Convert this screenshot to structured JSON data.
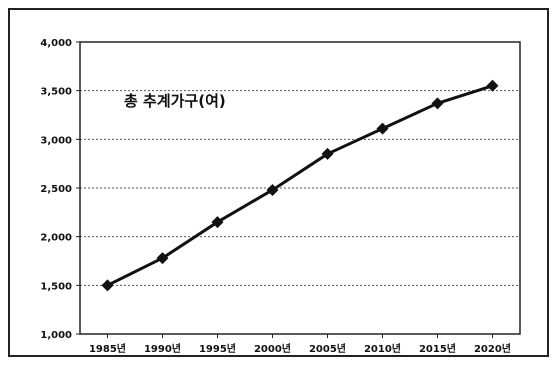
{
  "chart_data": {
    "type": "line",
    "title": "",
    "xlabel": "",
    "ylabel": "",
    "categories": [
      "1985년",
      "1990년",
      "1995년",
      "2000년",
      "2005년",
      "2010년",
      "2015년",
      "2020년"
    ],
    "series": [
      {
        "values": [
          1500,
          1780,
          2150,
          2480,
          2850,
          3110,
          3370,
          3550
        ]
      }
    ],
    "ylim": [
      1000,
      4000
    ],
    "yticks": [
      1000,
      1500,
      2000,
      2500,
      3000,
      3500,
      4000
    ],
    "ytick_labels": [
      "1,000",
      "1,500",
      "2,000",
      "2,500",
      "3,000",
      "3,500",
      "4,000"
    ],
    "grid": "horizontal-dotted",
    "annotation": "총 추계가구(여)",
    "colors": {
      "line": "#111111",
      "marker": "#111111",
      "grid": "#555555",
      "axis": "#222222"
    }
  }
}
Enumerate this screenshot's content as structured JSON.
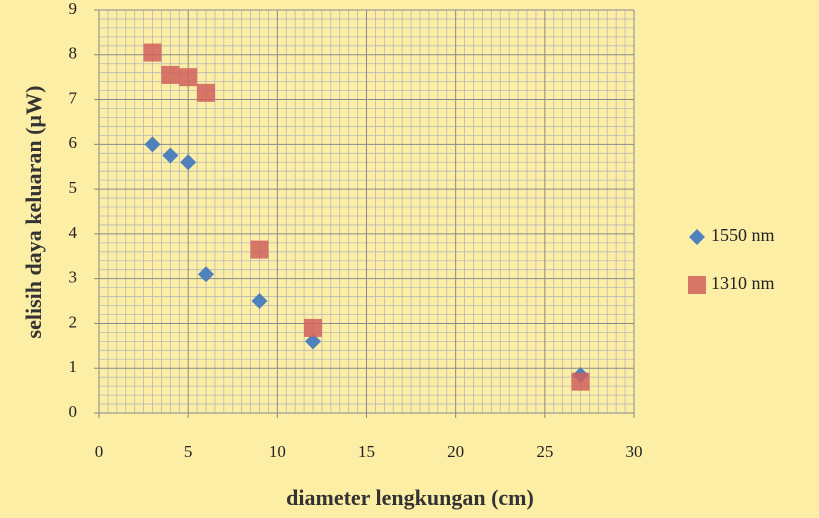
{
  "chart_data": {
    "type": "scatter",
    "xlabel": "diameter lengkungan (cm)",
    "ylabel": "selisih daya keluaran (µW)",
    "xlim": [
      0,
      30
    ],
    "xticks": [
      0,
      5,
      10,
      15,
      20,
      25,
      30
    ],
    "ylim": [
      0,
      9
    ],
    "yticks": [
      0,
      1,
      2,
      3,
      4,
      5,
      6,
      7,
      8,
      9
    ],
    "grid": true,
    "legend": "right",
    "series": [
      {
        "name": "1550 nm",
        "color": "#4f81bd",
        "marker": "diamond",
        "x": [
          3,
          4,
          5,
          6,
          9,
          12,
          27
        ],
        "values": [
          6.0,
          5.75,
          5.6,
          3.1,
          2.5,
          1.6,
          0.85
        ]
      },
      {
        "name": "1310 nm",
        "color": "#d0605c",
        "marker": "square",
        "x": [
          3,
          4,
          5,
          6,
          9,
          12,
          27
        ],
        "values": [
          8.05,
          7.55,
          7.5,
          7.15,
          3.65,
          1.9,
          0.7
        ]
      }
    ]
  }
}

* * * * *

- **DIRECTION**: Select from the material above each line in which the string "structured" appears, and list those lines.

- **WRITTEN SOLUTION**:
Convert this screenshot to structured JSON data.
Enumerate this screenshot's content as structured JSON.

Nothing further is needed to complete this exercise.